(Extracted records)
......

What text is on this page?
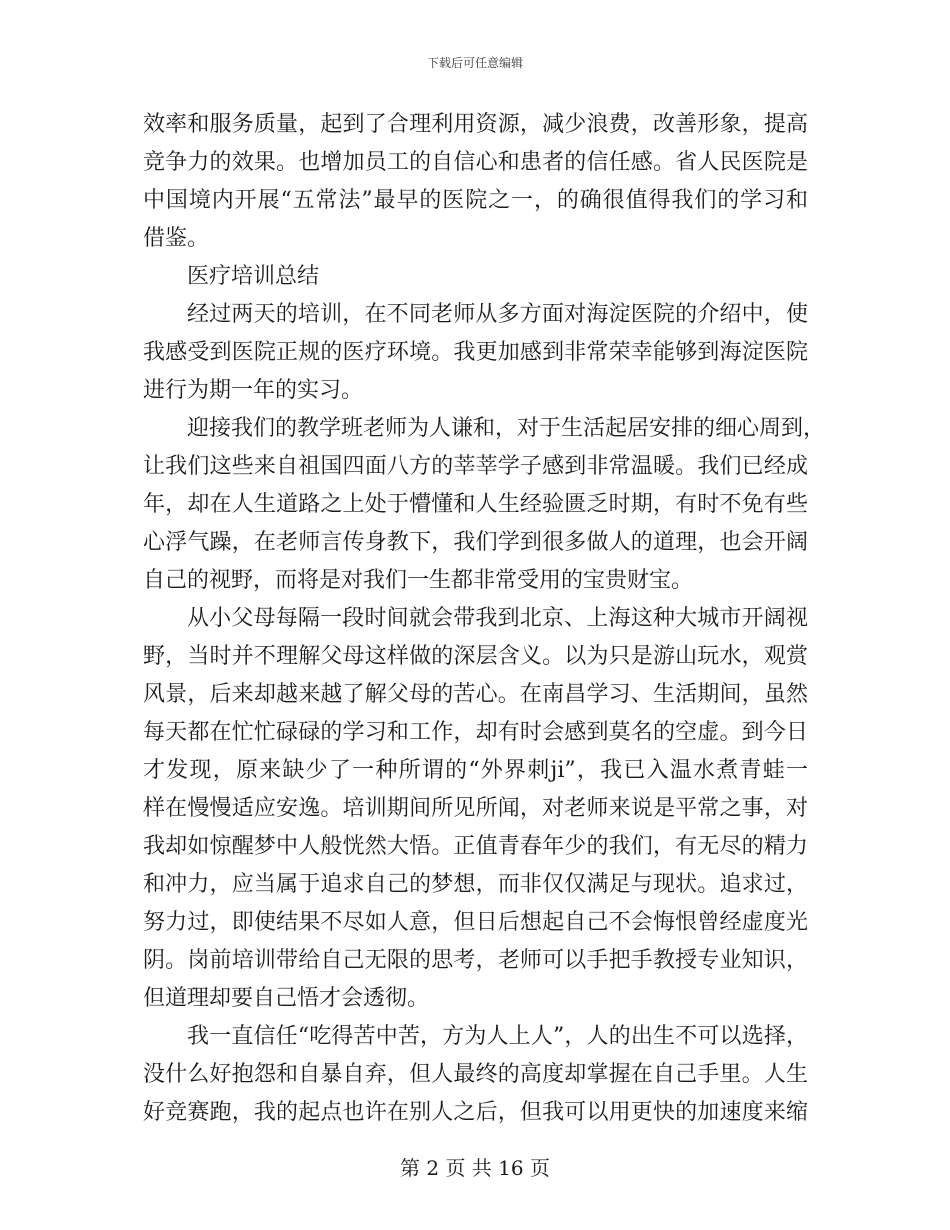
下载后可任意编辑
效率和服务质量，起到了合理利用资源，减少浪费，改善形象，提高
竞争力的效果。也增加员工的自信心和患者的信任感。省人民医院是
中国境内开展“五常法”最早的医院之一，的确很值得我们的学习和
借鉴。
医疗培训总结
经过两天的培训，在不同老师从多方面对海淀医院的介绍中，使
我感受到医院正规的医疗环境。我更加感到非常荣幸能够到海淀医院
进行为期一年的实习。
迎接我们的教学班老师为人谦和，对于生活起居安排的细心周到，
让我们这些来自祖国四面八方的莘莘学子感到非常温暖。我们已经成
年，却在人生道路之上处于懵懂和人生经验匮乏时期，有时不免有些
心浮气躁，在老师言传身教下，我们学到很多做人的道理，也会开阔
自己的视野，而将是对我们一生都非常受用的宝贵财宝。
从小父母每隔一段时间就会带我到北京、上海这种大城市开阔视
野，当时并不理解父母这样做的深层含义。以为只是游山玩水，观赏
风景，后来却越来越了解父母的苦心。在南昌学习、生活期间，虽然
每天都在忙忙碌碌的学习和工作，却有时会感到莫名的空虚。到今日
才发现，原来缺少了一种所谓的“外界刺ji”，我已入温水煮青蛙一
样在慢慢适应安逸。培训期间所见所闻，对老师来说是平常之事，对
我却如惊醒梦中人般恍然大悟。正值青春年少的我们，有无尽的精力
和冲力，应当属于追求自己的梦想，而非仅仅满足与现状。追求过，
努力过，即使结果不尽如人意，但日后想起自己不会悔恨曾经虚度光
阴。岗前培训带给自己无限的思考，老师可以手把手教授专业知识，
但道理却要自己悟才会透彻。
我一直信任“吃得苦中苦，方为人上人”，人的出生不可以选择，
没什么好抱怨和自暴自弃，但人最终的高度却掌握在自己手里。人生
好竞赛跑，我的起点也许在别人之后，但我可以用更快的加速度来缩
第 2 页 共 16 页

......

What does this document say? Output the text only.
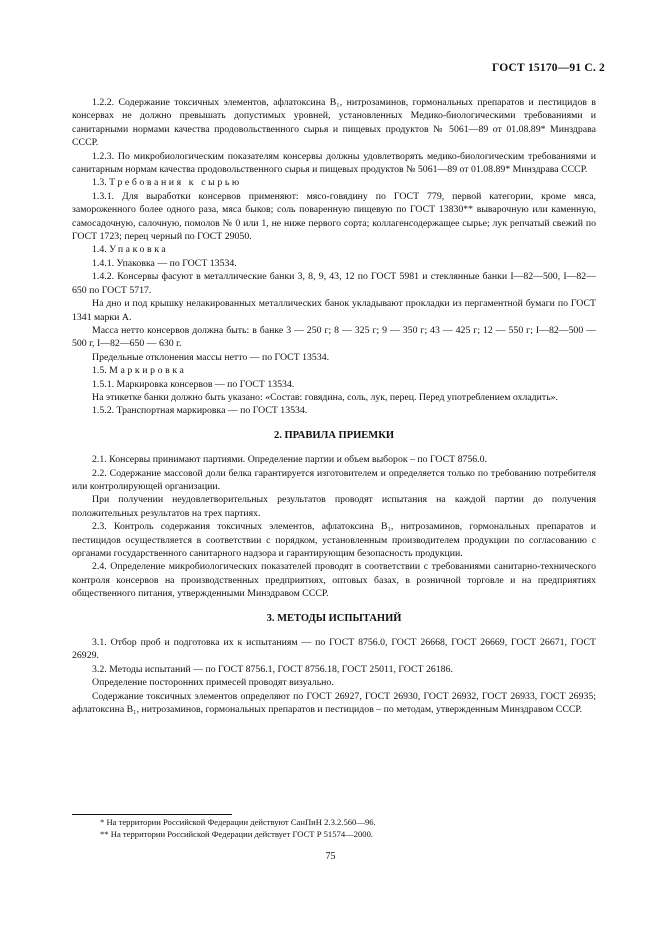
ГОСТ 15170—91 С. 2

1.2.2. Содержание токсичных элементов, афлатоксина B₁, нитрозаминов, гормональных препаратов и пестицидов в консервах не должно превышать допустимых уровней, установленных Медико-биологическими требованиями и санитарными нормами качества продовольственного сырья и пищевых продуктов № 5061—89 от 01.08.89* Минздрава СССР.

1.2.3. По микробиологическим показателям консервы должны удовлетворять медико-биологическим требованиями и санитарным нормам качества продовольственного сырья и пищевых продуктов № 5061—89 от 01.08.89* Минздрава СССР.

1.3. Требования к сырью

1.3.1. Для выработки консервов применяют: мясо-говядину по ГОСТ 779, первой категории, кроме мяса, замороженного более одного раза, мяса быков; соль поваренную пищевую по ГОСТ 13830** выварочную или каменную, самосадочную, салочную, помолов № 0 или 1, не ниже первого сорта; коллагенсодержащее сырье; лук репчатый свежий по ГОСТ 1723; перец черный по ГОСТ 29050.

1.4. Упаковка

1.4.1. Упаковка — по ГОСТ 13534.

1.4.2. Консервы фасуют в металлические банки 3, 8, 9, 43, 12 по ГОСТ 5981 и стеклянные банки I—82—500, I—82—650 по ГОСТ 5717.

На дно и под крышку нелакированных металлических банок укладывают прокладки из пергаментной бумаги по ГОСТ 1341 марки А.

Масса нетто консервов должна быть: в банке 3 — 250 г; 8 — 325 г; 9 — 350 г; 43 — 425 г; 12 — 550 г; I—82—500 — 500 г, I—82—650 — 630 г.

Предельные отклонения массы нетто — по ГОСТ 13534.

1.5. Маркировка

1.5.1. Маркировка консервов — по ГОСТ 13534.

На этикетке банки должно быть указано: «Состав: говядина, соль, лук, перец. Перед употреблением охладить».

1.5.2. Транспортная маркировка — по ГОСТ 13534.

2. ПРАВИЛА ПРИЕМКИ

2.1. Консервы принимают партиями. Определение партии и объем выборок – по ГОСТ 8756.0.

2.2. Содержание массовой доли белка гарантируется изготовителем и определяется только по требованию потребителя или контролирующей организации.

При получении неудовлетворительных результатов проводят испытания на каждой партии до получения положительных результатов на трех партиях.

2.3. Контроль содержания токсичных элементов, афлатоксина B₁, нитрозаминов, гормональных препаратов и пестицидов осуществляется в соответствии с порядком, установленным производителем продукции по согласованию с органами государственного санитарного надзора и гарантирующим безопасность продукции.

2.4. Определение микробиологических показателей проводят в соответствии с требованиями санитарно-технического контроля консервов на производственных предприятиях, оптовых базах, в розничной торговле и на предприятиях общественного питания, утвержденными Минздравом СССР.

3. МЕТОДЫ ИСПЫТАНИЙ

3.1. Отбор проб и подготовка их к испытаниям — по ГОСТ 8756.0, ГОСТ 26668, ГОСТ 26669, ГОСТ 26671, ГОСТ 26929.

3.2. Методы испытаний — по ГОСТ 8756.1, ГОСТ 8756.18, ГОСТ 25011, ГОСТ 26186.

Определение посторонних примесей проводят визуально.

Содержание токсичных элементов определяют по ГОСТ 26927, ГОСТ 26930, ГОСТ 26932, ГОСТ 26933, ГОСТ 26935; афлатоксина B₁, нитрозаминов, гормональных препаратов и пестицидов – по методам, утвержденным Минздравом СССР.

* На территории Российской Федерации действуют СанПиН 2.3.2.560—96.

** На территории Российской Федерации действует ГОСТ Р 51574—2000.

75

......

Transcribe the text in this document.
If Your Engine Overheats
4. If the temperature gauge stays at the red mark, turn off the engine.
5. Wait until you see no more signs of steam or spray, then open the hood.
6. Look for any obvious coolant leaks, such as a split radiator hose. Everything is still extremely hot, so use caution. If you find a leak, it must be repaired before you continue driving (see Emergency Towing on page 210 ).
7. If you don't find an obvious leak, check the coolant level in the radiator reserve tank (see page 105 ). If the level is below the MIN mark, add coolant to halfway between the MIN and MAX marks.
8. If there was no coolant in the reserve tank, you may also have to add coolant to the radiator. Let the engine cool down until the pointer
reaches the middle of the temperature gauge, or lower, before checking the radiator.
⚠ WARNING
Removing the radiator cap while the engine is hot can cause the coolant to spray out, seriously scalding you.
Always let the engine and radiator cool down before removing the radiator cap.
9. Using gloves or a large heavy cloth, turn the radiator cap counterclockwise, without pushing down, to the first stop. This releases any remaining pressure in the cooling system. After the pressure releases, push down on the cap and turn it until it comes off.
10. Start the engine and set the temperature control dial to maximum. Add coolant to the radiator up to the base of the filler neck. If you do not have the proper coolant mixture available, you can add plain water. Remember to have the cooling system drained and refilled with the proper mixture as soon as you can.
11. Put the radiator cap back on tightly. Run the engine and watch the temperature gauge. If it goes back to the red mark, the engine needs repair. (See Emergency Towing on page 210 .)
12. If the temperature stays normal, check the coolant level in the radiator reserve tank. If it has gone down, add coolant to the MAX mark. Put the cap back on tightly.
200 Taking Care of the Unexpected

......

**THE PROBLEM**
Extract all lines from the data in which "level" is found.

**EXPECTED ANSWER**
7. If you don't find an obvious leak, check the coolant level in the radiator reserve tank (see page 105 ). If the level is below the MIN mark, add coolant to halfway between the MIN and MAX marks.
12. If the temperature stays normal, check the coolant level in the radiator reserve tank. If it has gone down, add coolant to the MAX mark. Put the cap back on tightly.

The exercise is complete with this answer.